Figure contents as structured data
____________________

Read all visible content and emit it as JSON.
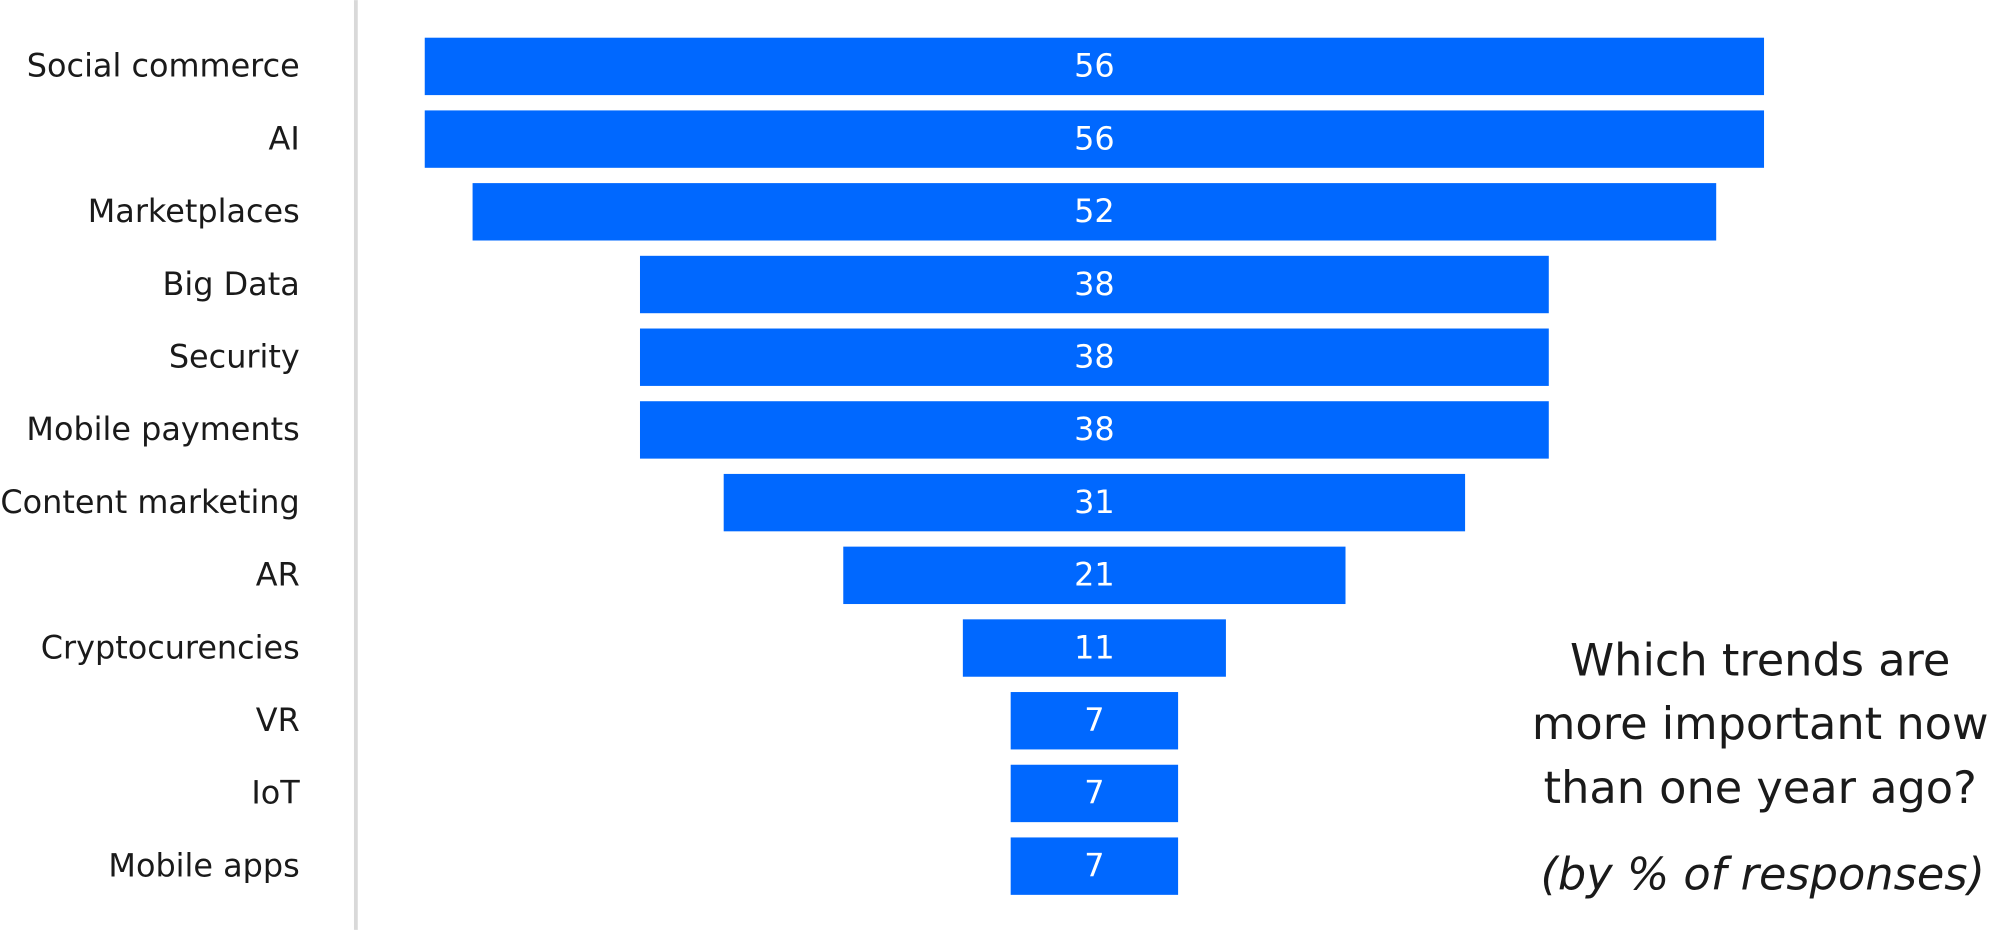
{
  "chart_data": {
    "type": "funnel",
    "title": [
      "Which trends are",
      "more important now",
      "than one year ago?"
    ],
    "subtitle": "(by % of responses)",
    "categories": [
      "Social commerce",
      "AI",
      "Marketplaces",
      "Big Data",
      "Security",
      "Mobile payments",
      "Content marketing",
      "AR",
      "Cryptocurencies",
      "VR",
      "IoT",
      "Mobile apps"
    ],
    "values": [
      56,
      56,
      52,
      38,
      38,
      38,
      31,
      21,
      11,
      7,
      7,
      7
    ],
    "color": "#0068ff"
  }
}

____________________

• What to work on: Restate each line of the records exactly; pictures do not belong in the copy.

• Solution:
Read all visible content and emit it as JSON.
{
  "chart_data": {
    "type": "funnel",
    "title": [
      "Which trends are",
      "more important now",
      "than one year ago?"
    ],
    "subtitle": "(by % of responses)",
    "categories": [
      "Social commerce",
      "AI",
      "Marketplaces",
      "Big Data",
      "Security",
      "Mobile payments",
      "Content marketing",
      "AR",
      "Cryptocurencies",
      "VR",
      "IoT",
      "Mobile apps"
    ],
    "values": [
      56,
      56,
      52,
      38,
      38,
      38,
      31,
      21,
      11,
      7,
      7,
      7
    ],
    "color": "#0068ff"
  }
}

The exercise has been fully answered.